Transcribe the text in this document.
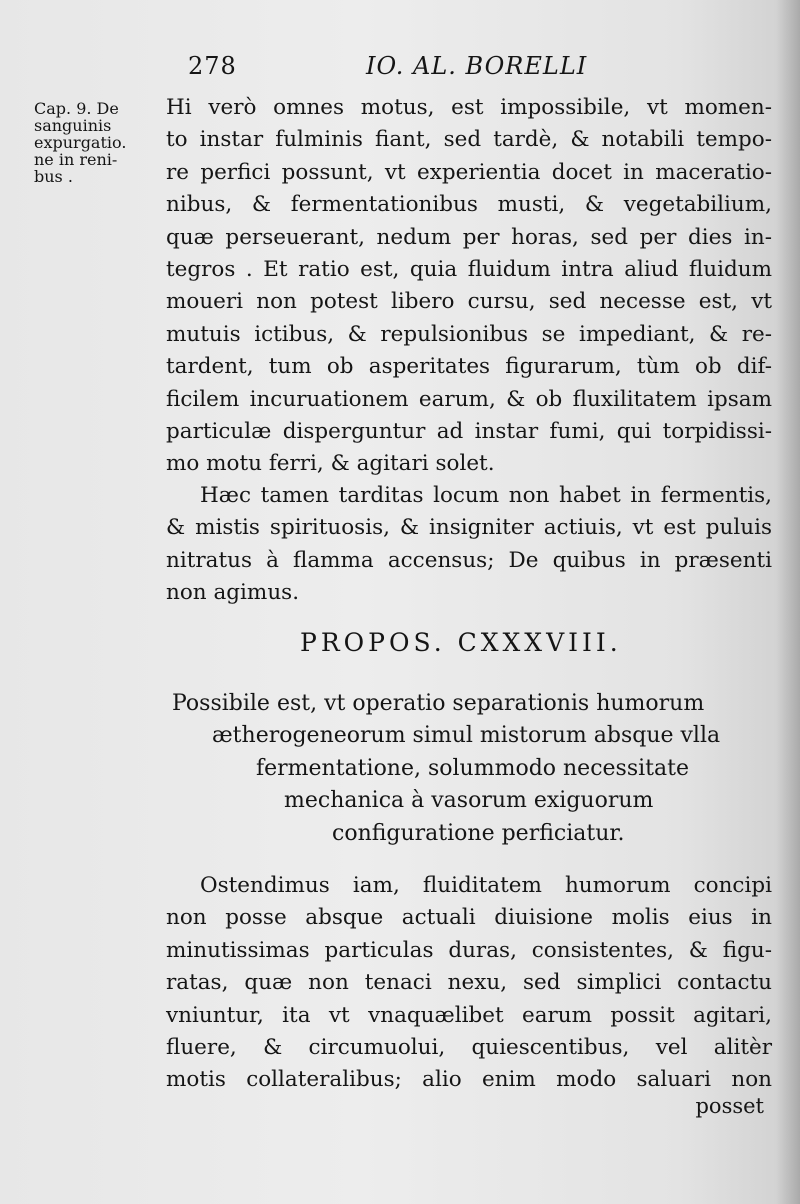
278	IO. AL. BORELLI
Cap. 9. De
sanguinis
expurgatio.
ne in reni-
bus .
Hi verò omnes motus, est impossibile, vt momen-
to instar fulminis fiant, sed tardè, & notabili tempo-
re perfici possunt, vt experientia docet in maceratio-
nibus, & fermentationibus musti, & vegetabilium,
quæ perseuerant, nedum per horas, sed per dies in-
tegros . Et ratio est, quia fluidum intra aliud fluidum
moueri non potest libero cursu, sed necesse est, vt
mutuis ictibus, & repulsionibus se impediant, & re-
tardent, tum ob asperitates figurarum, tùm ob dif-
ficilem incuruationem earum, & ob fluxilitatem ipsam
particulæ disperguntur ad instar fumi, qui torpidissi-
mo motu ferri, & agitari solet.
Hæc tamen tarditas locum non habet in fermentis,
& mistis spirituosis, & insigniter actiuis, vt est puluis
nitratus à flamma accensus; De quibus in præsenti
non agimus.
PROPOS. CXXXVIII.
Possibile est, vt operatio separationis humorum
ætherogeneorum simul mistorum absque vlla
fermentatione, solummodo necessitate
mechanica à vasorum exiguorum
configuratione perficiatur.
Ostendimus iam, fluiditatem humorum concipi
non posse absque actuali diuisione molis eius in
minutissimas particulas duras, consistentes, & figu-
ratas, quæ non tenaci nexu, sed simplici contactu
vniuntur, ita vt vnaquælibet earum possit agitari,
fluere, & circumuolui, quiescentibus, vel alitèr
motis collateralibus; alio enim modo saluari non
posset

*Stated exercise:* State how many lines include the string "absque". Give no other information.

*The answer:* 2